[Working data start]
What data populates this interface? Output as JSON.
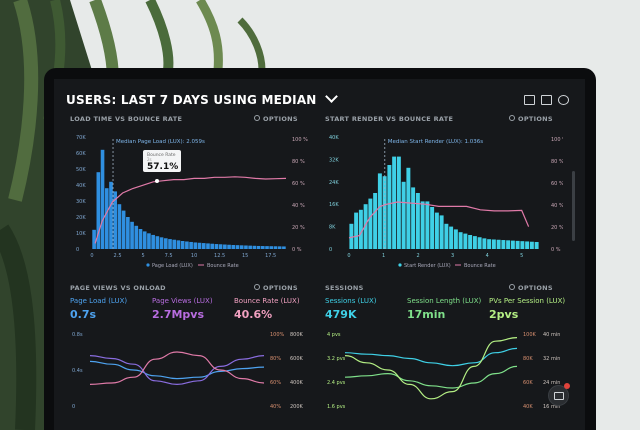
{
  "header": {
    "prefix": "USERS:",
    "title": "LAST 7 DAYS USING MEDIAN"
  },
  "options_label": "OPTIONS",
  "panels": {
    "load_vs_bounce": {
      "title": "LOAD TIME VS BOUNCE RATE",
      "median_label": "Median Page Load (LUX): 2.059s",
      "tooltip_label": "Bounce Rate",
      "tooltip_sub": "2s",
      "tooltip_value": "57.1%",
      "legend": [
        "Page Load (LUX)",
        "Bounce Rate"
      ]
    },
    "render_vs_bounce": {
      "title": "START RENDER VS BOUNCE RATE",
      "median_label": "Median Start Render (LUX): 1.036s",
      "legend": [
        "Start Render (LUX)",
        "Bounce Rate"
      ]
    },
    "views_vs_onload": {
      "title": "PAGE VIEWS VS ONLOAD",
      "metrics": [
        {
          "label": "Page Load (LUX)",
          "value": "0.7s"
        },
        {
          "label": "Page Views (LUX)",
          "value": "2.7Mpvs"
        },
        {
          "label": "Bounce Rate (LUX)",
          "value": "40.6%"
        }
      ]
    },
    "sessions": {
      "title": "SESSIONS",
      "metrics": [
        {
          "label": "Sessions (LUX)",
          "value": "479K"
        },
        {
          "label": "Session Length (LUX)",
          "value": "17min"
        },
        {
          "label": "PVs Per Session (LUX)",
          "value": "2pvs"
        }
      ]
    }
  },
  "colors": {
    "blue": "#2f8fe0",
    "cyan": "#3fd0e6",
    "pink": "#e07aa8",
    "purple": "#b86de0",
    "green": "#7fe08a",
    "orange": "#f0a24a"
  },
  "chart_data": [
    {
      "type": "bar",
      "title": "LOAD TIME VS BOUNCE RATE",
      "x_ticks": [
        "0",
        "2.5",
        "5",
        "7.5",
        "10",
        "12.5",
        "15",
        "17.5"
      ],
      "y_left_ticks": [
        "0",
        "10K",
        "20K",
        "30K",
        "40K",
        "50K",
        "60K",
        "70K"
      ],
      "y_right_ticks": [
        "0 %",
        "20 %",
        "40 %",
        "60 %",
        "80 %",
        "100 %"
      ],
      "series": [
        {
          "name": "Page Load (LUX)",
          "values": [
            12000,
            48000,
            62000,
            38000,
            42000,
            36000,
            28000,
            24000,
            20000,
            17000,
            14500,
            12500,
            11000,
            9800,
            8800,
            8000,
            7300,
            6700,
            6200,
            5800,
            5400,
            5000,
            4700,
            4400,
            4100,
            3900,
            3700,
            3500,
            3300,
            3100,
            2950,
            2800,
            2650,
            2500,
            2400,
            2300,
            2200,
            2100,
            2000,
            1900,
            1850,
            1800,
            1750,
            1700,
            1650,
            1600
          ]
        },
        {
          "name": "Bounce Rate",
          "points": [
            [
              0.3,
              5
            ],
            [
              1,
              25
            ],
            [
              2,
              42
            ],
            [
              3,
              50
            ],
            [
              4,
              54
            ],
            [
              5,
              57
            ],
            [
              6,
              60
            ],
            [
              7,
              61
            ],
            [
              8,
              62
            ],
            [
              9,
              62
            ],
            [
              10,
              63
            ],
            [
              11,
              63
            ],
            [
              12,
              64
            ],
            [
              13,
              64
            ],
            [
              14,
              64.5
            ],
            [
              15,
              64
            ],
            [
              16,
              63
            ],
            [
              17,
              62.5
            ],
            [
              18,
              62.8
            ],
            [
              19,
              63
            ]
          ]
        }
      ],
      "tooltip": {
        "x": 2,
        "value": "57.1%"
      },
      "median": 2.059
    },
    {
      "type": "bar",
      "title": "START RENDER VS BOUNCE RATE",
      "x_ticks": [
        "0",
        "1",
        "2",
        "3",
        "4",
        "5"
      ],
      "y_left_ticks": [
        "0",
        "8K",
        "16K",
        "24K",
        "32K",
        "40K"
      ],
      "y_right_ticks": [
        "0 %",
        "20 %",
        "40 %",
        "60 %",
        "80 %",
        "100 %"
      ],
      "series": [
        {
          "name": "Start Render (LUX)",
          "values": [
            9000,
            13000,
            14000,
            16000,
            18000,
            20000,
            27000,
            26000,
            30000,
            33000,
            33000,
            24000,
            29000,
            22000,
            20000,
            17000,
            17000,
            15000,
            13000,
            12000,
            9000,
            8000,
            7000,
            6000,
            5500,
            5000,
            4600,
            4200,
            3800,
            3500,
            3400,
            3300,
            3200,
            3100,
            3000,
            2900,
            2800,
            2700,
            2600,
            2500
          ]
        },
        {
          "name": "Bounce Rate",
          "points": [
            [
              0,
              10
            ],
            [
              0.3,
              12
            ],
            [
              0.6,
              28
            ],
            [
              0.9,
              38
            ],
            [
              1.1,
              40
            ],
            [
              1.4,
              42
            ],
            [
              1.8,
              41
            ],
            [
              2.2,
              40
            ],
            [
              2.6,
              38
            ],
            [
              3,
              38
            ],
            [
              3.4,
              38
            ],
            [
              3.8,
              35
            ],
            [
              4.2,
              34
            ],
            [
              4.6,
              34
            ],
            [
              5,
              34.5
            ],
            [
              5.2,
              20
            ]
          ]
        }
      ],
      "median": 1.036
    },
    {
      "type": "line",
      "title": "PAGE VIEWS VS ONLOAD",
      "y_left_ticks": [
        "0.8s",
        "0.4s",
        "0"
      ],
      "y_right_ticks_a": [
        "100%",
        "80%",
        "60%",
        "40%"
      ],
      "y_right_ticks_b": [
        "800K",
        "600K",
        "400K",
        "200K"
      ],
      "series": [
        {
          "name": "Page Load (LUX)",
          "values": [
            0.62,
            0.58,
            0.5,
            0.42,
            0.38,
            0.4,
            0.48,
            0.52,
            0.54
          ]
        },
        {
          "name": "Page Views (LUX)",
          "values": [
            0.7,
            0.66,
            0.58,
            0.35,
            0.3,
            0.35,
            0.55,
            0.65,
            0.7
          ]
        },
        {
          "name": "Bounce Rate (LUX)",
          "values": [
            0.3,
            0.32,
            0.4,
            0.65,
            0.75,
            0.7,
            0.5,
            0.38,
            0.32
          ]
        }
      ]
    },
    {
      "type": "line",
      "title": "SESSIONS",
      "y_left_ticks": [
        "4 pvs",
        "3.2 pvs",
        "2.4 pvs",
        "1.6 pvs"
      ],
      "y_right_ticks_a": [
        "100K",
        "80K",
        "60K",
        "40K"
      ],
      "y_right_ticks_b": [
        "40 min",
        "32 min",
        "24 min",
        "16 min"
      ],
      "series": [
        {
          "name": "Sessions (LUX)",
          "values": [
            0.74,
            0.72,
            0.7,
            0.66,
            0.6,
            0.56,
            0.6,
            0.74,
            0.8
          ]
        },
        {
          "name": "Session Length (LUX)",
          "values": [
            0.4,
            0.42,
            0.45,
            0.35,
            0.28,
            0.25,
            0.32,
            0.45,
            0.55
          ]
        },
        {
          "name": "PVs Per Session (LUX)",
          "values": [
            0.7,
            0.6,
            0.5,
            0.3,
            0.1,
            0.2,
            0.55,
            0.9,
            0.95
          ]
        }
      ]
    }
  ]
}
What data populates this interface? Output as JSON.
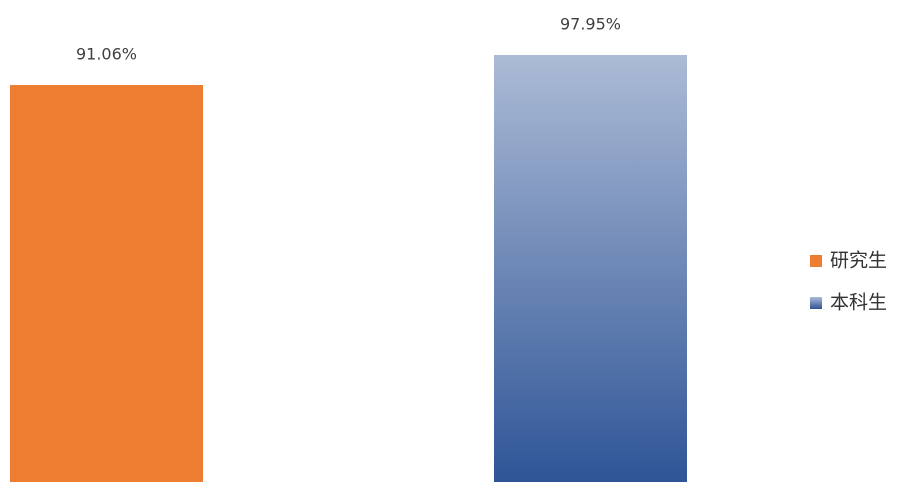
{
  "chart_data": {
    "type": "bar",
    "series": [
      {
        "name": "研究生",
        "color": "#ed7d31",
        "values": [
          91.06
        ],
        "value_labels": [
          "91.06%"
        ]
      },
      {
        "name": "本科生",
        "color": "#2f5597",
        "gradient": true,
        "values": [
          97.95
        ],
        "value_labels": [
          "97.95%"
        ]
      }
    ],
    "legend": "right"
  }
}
[Working data end]
Brief: Leave the pictures out and output the rest of the listing exactly.

Exercise result:
What data populates this interface? Output as JSON.
{
  "header": {
    "prefix": "USERS:",
    "title": "LAST 7 DAYS USING MEDIAN"
  },
  "options_label": "OPTIONS",
  "panels": {
    "load_vs_bounce": {
      "title": "LOAD TIME VS BOUNCE RATE",
      "median_label": "Median Page Load (LUX): 2.059s",
      "tooltip_label": "Bounce Rate",
      "tooltip_sub": "2s",
      "tooltip_value": "57.1%",
      "legend": [
        "Page Load (LUX)",
        "Bounce Rate"
      ]
    },
    "render_vs_bounce": {
      "title": "START RENDER VS BOUNCE RATE",
      "median_label": "Median Start Render (LUX): 1.036s",
      "legend": [
        "Start Render (LUX)",
        "Bounce Rate"
      ]
    },
    "views_vs_onload": {
      "title": "PAGE VIEWS VS ONLOAD",
      "metrics": [
        {
          "label": "Page Load (LUX)",
          "value": "0.7s"
        },
        {
          "label": "Page Views (LUX)",
          "value": "2.7Mpvs"
        },
        {
          "label": "Bounce Rate (LUX)",
          "value": "40.6%"
        }
      ]
    },
    "sessions": {
      "title": "SESSIONS",
      "metrics": [
        {
          "label": "Sessions (LUX)",
          "value": "479K"
        },
        {
          "label": "Session Length (LUX)",
          "value": "17min"
        },
        {
          "label": "PVs Per Session (LUX)",
          "value": "2pvs"
        }
      ]
    }
  },
  "colors": {
    "blue": "#2f8fe0",
    "cyan": "#3fd0e6",
    "pink": "#e07aa8",
    "purple": "#b86de0",
    "green": "#7fe08a",
    "orange": "#f0a24a"
  },
  "chart_data": [
    {
      "type": "bar",
      "title": "LOAD TIME VS BOUNCE RATE",
      "x_ticks": [
        "0",
        "2.5",
        "5",
        "7.5",
        "10",
        "12.5",
        "15",
        "17.5"
      ],
      "y_left_ticks": [
        "0",
        "10K",
        "20K",
        "30K",
        "40K",
        "50K",
        "60K",
        "70K"
      ],
      "y_right_ticks": [
        "0 %",
        "20 %",
        "40 %",
        "60 %",
        "80 %",
        "100 %"
      ],
      "series": [
        {
          "name": "Page Load (LUX)",
          "values": [
            12000,
            48000,
            62000,
            38000,
            42000,
            36000,
            28000,
            24000,
            20000,
            17000,
            14500,
            12500,
            11000,
            9800,
            8800,
            8000,
            7300,
            6700,
            6200,
            5800,
            5400,
            5000,
            4700,
            4400,
            4100,
            3900,
            3700,
            3500,
            3300,
            3100,
            2950,
            2800,
            2650,
            2500,
            2400,
            2300,
            2200,
            2100,
            2000,
            1900,
            1850,
            1800,
            1750,
            1700,
            1650,
            1600
          ]
        },
        {
          "name": "Bounce Rate",
          "points": [
            [
              0.3,
              5
            ],
            [
              1,
              25
            ],
            [
              2,
              42
            ],
            [
              3,
              50
            ],
            [
              4,
              54
            ],
            [
              5,
              57
            ],
            [
              6,
              60
            ],
            [
              7,
              61
            ],
            [
              8,
              62
            ],
            [
              9,
              62
            ],
            [
              10,
              63
            ],
            [
              11,
              63
            ],
            [
              12,
              64
            ],
            [
              13,
              64
            ],
            [
              14,
              64.5
            ],
            [
              15,
              64
            ],
            [
              16,
              63
            ],
            [
              17,
              62.5
            ],
            [
              18,
              62.8
            ],
            [
              19,
              63
            ]
          ]
        }
      ],
      "tooltip": {
        "x": 2,
        "value": "57.1%"
      },
      "median": 2.059
    },
    {
      "type": "bar",
      "title": "START RENDER VS BOUNCE RATE",
      "x_ticks": [
        "0",
        "1",
        "2",
        "3",
        "4",
        "5"
      ],
      "y_left_ticks": [
        "0",
        "8K",
        "16K",
        "24K",
        "32K",
        "40K"
      ],
      "y_right_ticks": [
        "0 %",
        "20 %",
        "40 %",
        "60 %",
        "80 %",
        "100 %"
      ],
      "series": [
        {
          "name": "Start Render (LUX)",
          "values": [
            9000,
            13000,
            14000,
            16000,
            18000,
            20000,
            27000,
            26000,
            30000,
            33000,
            33000,
            24000,
            29000,
            22000,
            20000,
            17000,
            17000,
            15000,
            13000,
            12000,
            9000,
            8000,
            7000,
            6000,
            5500,
            5000,
            4600,
            4200,
            3800,
            3500,
            3400,
            3300,
            3200,
            3100,
            3000,
            2900,
            2800,
            2700,
            2600,
            2500
          ]
        },
        {
          "name": "Bounce Rate",
          "points": [
            [
              0,
              10
            ],
            [
              0.3,
              12
            ],
            [
              0.6,
              28
            ],
            [
              0.9,
              38
            ],
            [
              1.1,
              40
            ],
            [
              1.4,
              42
            ],
            [
              1.8,
              41
            ],
            [
              2.2,
              40
            ],
            [
              2.6,
              38
            ],
            [
              3,
              38
            ],
            [
              3.4,
              38
            ],
            [
              3.8,
              35
            ],
            [
              4.2,
              34
            ],
            [
              4.6,
              34
            ],
            [
              5,
              34.5
            ],
            [
              5.2,
              20
            ]
          ]
        }
      ],
      "median": 1.036
    },
    {
      "type": "line",
      "title": "PAGE VIEWS VS ONLOAD",
      "y_left_ticks": [
        "0.8s",
        "0.4s",
        "0"
      ],
      "y_right_ticks_a": [
        "100%",
        "80%",
        "60%",
        "40%"
      ],
      "y_right_ticks_b": [
        "800K",
        "600K",
        "400K",
        "200K"
      ],
      "series": [
        {
          "name": "Page Load (LUX)",
          "values": [
            0.62,
            0.58,
            0.5,
            0.42,
            0.38,
            0.4,
            0.48,
            0.52,
            0.54
          ]
        },
        {
          "name": "Page Views (LUX)",
          "values": [
            0.7,
            0.66,
            0.58,
            0.35,
            0.3,
            0.35,
            0.55,
            0.65,
            0.7
          ]
        },
        {
          "name": "Bounce Rate (LUX)",
          "values": [
            0.3,
            0.32,
            0.4,
            0.65,
            0.75,
            0.7,
            0.5,
            0.38,
            0.32
          ]
        }
      ]
    },
    {
      "type": "line",
      "title": "SESSIONS",
      "y_left_ticks": [
        "4 pvs",
        "3.2 pvs",
        "2.4 pvs",
        "1.6 pvs"
      ],
      "y_right_ticks_a": [
        "100K",
        "80K",
        "60K",
        "40K"
      ],
      "y_right_ticks_b": [
        "40 min",
        "32 min",
        "24 min",
        "16 min"
      ],
      "series": [
        {
          "name": "Sessions (LUX)",
          "values": [
            0.74,
            0.72,
            0.7,
            0.66,
            0.6,
            0.56,
            0.6,
            0.74,
            0.8
          ]
        },
        {
          "name": "Session Length (LUX)",
          "values": [
            0.4,
            0.42,
            0.45,
            0.35,
            0.28,
            0.25,
            0.32,
            0.45,
            0.55
          ]
        },
        {
          "name": "PVs Per Session (LUX)",
          "values": [
            0.7,
            0.6,
            0.5,
            0.3,
            0.1,
            0.2,
            0.55,
            0.9,
            0.95
          ]
        }
      ]
    }
  ]
}
What data populates this interface? Output as JSON.
{
  "chart_data": {
    "type": "bar",
    "series": [
      {
        "name": "研究生",
        "color": "#ed7d31",
        "values": [
          91.06
        ],
        "value_labels": [
          "91.06%"
        ]
      },
      {
        "name": "本科生",
        "color": "#2f5597",
        "gradient": true,
        "values": [
          97.95
        ],
        "value_labels": [
          "97.95%"
        ]
      }
    ],
    "legend": "right"
  }
}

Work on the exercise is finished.